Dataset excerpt

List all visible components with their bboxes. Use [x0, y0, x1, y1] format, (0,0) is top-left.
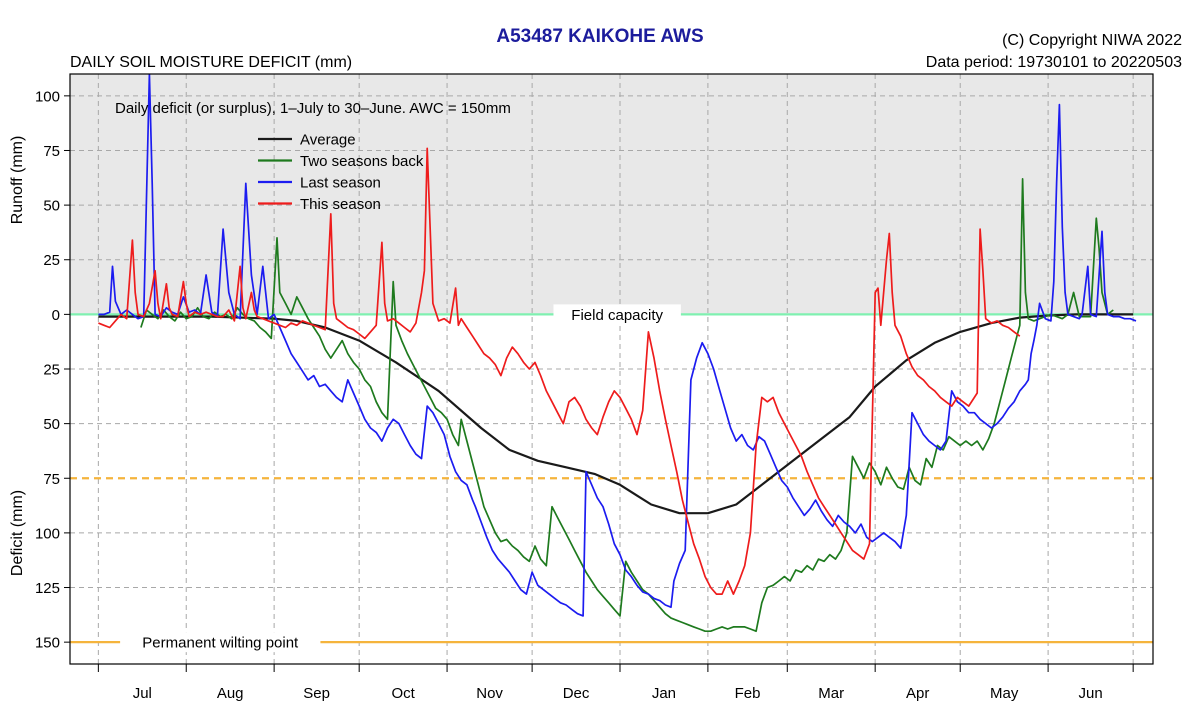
series-line-0	[98, 313, 1134, 515]
x-tick-label: Jan	[652, 685, 676, 702]
y-axis-label-deficit: Deficit (mm)	[9, 490, 26, 576]
y-tick-label: 25	[43, 252, 60, 269]
reference-line-label: Field capacity	[571, 307, 663, 324]
series-line-3	[98, 147, 1021, 595]
y-tick-label: 25	[43, 362, 60, 379]
legend-label: This season	[300, 196, 381, 213]
y-tick-label: 75	[43, 143, 60, 160]
series-lines	[98, 74, 1137, 633]
x-tick-label: Dec	[563, 685, 590, 702]
x-axis-ticks: Jul Aug Sep Oct Nov Dec Jan Feb Mar Apr May Jun	[97, 664, 1134, 702]
series-line-1	[140, 178, 1114, 633]
x-tick-label: Jun	[1079, 685, 1103, 702]
x-tick-label: Jul	[133, 685, 152, 702]
data-period-label: Data period: 19730101 to 20220503	[925, 54, 1182, 71]
x-tick-label: Apr	[906, 685, 929, 702]
legend-label: Two seasons back	[300, 153, 424, 170]
reference-label-background	[120, 632, 321, 653]
legend-label: Average	[300, 132, 356, 149]
y-tick-label: 50	[43, 416, 60, 433]
chart-annotation: Daily deficit (or surplus), 1–July to 30…	[115, 100, 511, 117]
reference-lines: Field capacity Permanent wilting point	[70, 304, 1153, 653]
copyright-notice: (C) Copyright NIWA 2022	[1002, 32, 1182, 49]
legend: Average Two seasons back Last season This s…	[258, 132, 424, 213]
y-tick-label: 100	[35, 525, 60, 542]
chart-title: A53487 KAIKOHE AWS	[496, 26, 704, 47]
y-tick-label: 125	[35, 580, 60, 597]
y-tick-label: 150	[35, 635, 60, 652]
series-line-2	[98, 74, 1137, 617]
y-axis-ticks: 100 75 50 25 0 25 50 75 100 125 150	[35, 88, 70, 652]
y-tick-label: 100	[35, 88, 60, 105]
legend-label: Last season	[300, 175, 381, 192]
y-axis-label-runoff: Runoff (mm)	[9, 136, 26, 225]
reference-label-background	[553, 304, 681, 325]
x-tick-label: May	[990, 685, 1019, 702]
x-tick-label: Nov	[476, 685, 503, 702]
y-tick-label: 75	[43, 471, 60, 488]
reference-line-label: Permanent wilting point	[142, 635, 299, 652]
runoff-panel-background	[70, 74, 1153, 315]
y-tick-label: 0	[52, 307, 60, 324]
x-tick-label: Oct	[391, 685, 415, 702]
x-tick-label: Feb	[735, 685, 761, 702]
x-tick-label: Mar	[818, 685, 844, 702]
chart-subtitle: DAILY SOIL MOISTURE DEFICIT (mm)	[70, 54, 353, 71]
deficit-panel-background	[70, 314, 1153, 664]
y-tick-label: 50	[43, 198, 60, 215]
x-tick-label: Aug	[217, 685, 244, 702]
x-tick-label: Sep	[303, 685, 330, 702]
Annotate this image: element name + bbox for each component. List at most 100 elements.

#### Given problem:
Rewrite the listing with "x-tick-label" changed to "month-label" everywhere and nothing else altered, omitting the pictures from your answer.

#### Task result:
List all visible components with their bboxes. Use [x0, y0, x1, y1] format, (0,0) is top-left.
series-line-0	[98, 313, 1134, 515]
month-label: Jan	[652, 685, 676, 702]
y-axis-label-deficit: Deficit (mm)	[9, 490, 26, 576]
y-tick-label: 25	[43, 252, 60, 269]
reference-line-label: Field capacity	[571, 307, 663, 324]
series-line-3	[98, 147, 1021, 595]
y-tick-label: 25	[43, 362, 60, 379]
legend-label: This season	[300, 196, 381, 213]
y-tick-label: 75	[43, 143, 60, 160]
series-lines	[98, 74, 1137, 633]
month-label: Dec	[563, 685, 590, 702]
x-axis-ticks: Jul Aug Sep Oct Nov Dec Jan Feb Mar Apr May Jun	[97, 664, 1134, 702]
series-line-1	[140, 178, 1114, 633]
month-label: Jun	[1079, 685, 1103, 702]
month-label: Jul	[133, 685, 152, 702]
data-period-label: Data period: 19730101 to 20220503	[925, 54, 1182, 71]
month-label: Apr	[906, 685, 929, 702]
legend-label: Two seasons back	[300, 153, 424, 170]
reference-label-background	[120, 632, 321, 653]
legend-label: Average	[300, 132, 356, 149]
y-tick-label: 50	[43, 416, 60, 433]
chart-annotation: Daily deficit (or surplus), 1–July to 30…	[115, 100, 511, 117]
reference-lines: Field capacity Permanent wilting point	[70, 304, 1153, 653]
copyright-notice: (C) Copyright NIWA 2022	[1002, 32, 1182, 49]
legend: Average Two seasons back Last season This s…	[258, 132, 424, 213]
y-tick-label: 100	[35, 525, 60, 542]
chart-title: A53487 KAIKOHE AWS	[496, 26, 704, 47]
y-tick-label: 125	[35, 580, 60, 597]
y-tick-label: 150	[35, 635, 60, 652]
series-line-2	[98, 74, 1137, 617]
y-axis-ticks: 100 75 50 25 0 25 50 75 100 125 150	[35, 88, 70, 652]
y-tick-label: 100	[35, 88, 60, 105]
legend-label: Last season	[300, 175, 381, 192]
y-axis-label-runoff: Runoff (mm)	[9, 136, 26, 225]
reference-label-background	[553, 304, 681, 325]
month-label: May	[990, 685, 1019, 702]
month-label: Nov	[476, 685, 503, 702]
y-tick-label: 75	[43, 471, 60, 488]
reference-line-label: Permanent wilting point	[142, 635, 299, 652]
runoff-panel-background	[70, 74, 1153, 315]
y-tick-label: 0	[52, 307, 60, 324]
month-label: Oct	[391, 685, 415, 702]
month-label: Feb	[735, 685, 761, 702]
month-label: Mar	[818, 685, 844, 702]
chart-subtitle: DAILY SOIL MOISTURE DEFICIT (mm)	[70, 54, 353, 71]
deficit-panel-background	[70, 314, 1153, 664]
y-tick-label: 50	[43, 198, 60, 215]
month-label: Aug	[217, 685, 244, 702]
month-label: Sep	[303, 685, 330, 702]
Annotate this image: element name + bbox for each component. List at most 100 elements.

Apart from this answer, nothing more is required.